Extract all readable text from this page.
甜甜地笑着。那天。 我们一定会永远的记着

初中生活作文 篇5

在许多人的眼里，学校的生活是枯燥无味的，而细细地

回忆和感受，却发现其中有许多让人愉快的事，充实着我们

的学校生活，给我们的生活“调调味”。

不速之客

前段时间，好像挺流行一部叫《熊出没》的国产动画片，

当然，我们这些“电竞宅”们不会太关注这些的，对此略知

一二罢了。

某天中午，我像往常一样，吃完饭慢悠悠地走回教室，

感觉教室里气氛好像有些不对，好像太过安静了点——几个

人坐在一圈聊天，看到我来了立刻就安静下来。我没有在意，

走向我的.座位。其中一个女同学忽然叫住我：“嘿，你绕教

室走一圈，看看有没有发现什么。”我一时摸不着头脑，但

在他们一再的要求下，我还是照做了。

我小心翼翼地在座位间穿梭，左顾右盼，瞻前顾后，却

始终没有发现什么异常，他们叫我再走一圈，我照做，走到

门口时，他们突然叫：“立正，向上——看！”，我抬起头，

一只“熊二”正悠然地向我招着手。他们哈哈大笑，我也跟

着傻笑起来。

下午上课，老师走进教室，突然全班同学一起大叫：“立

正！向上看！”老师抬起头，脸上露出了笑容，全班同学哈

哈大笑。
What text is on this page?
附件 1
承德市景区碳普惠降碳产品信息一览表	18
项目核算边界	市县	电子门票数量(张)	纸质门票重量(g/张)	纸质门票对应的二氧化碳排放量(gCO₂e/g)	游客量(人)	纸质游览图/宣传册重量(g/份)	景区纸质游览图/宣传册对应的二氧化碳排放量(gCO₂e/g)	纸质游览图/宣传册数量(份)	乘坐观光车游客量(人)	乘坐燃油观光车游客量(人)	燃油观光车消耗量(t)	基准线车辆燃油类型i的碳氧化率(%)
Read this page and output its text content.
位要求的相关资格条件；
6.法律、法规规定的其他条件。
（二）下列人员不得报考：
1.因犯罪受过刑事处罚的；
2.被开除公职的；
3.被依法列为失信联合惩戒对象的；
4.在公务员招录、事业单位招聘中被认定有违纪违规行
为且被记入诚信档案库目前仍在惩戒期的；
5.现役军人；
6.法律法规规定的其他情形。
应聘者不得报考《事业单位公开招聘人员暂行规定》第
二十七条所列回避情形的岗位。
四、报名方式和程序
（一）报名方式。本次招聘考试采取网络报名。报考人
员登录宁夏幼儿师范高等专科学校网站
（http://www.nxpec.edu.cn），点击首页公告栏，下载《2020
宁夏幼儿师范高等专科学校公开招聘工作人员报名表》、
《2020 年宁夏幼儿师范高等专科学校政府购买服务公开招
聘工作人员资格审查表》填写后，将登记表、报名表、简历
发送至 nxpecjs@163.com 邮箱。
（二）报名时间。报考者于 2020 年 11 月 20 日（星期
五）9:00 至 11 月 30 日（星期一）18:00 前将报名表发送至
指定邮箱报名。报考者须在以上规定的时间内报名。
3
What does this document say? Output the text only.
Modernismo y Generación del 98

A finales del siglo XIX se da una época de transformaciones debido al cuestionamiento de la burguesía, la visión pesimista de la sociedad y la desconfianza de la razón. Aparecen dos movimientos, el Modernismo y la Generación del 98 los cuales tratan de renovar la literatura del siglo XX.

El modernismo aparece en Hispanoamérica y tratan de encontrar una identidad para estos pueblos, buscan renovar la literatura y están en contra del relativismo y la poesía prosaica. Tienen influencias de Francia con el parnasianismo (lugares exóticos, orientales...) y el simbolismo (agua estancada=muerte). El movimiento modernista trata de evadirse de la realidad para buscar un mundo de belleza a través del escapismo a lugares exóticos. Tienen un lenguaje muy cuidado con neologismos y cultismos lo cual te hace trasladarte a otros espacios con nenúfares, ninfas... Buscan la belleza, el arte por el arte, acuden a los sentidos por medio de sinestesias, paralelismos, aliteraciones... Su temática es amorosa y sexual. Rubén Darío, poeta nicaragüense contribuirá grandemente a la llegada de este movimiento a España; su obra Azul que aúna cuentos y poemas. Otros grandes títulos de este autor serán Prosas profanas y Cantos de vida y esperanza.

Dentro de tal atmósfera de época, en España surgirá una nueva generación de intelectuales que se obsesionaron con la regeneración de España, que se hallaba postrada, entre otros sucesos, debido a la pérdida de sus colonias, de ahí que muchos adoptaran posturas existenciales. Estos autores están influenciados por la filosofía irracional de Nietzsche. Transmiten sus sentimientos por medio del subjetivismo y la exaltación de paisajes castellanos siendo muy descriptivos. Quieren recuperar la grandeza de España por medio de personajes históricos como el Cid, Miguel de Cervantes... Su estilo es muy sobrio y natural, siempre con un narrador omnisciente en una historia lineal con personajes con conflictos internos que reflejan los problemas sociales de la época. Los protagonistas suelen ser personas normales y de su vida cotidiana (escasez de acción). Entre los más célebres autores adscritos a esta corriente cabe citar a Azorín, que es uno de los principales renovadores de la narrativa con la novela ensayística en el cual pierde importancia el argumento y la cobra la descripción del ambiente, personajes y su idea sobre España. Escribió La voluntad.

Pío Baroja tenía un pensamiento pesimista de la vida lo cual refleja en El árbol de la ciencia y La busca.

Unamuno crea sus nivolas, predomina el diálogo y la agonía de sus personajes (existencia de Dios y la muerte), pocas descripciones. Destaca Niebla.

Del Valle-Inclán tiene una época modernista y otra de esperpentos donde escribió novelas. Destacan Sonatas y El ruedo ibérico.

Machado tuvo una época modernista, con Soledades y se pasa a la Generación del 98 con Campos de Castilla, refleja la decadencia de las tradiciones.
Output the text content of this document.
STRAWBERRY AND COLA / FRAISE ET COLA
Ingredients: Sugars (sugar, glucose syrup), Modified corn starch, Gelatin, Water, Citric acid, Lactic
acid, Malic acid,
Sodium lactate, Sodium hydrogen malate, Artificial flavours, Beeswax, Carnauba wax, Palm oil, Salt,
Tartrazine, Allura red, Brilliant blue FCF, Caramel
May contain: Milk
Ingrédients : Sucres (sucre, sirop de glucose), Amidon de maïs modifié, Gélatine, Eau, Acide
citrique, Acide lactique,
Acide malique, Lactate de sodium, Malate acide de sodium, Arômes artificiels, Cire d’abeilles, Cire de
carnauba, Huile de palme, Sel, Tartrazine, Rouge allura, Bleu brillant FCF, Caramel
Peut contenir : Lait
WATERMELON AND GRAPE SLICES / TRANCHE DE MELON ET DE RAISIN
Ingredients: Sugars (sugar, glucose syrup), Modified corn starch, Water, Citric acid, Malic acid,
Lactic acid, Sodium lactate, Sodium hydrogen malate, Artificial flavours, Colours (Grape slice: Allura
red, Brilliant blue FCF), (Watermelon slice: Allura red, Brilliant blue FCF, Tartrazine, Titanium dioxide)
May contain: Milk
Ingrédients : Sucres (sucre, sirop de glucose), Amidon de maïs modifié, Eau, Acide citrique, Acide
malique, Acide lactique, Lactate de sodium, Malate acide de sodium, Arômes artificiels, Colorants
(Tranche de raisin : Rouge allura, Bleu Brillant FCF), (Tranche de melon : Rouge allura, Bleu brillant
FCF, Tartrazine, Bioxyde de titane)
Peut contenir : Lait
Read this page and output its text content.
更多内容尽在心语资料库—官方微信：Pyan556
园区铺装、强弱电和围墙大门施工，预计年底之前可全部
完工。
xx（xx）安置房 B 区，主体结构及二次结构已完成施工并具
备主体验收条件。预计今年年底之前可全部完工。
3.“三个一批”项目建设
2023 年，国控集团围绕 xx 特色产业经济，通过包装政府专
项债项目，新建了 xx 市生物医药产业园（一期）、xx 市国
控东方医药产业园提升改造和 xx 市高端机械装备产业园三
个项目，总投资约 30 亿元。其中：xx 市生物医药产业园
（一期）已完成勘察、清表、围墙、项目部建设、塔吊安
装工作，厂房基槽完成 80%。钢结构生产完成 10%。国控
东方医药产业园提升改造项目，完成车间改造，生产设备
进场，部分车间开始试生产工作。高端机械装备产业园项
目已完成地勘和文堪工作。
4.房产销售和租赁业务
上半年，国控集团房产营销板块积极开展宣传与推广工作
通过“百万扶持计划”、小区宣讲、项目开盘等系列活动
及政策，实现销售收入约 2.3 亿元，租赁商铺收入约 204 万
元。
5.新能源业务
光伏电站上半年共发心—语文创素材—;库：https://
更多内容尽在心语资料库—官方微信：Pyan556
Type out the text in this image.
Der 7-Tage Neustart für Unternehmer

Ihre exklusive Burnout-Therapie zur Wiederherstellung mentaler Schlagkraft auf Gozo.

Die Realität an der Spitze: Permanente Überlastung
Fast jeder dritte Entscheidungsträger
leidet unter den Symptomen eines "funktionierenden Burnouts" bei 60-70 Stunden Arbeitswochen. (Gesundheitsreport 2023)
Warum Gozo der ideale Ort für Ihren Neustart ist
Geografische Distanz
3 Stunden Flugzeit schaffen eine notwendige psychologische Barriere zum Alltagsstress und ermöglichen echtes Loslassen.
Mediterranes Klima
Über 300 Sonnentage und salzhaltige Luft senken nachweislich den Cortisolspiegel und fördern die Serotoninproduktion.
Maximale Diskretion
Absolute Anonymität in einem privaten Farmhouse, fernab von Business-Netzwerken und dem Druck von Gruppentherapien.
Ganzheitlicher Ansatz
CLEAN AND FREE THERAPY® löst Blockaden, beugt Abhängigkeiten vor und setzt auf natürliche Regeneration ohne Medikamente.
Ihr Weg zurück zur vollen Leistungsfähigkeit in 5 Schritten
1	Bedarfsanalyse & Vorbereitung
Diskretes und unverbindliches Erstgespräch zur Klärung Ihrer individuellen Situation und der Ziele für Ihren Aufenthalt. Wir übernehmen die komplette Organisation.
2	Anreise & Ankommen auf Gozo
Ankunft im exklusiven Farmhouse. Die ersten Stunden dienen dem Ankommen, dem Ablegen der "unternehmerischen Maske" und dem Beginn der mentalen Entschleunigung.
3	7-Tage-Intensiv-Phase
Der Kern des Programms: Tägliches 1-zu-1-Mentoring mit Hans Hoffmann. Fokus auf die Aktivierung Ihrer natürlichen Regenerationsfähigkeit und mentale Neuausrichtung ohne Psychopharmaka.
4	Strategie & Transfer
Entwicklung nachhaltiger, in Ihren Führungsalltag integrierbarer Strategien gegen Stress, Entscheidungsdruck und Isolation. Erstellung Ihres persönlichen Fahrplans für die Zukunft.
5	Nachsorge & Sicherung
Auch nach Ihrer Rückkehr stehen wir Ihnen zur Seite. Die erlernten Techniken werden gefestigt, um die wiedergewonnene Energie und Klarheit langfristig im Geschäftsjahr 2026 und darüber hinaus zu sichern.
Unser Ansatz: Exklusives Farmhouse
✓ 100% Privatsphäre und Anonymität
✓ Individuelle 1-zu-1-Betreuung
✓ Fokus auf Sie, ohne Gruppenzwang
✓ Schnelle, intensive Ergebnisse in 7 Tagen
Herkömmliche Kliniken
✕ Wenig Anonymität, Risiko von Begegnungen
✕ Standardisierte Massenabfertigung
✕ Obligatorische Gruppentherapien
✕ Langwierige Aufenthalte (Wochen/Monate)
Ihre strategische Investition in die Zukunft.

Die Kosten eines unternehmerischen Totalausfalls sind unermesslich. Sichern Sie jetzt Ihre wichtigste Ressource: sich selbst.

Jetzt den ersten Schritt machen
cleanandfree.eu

────

Check each line above for the word "maïs" and copy the ones that have it.

> **EXPECTED ANSWER**
Ingrédients : Sucres (sucre, sirop de glucose), Amidon de maïs modifié, Gélatine, Eau, Acide
Ingrédients : Sucres (sucre, sirop de glucose), Amidon de maïs modifié, Eau, Acide citrique, Acide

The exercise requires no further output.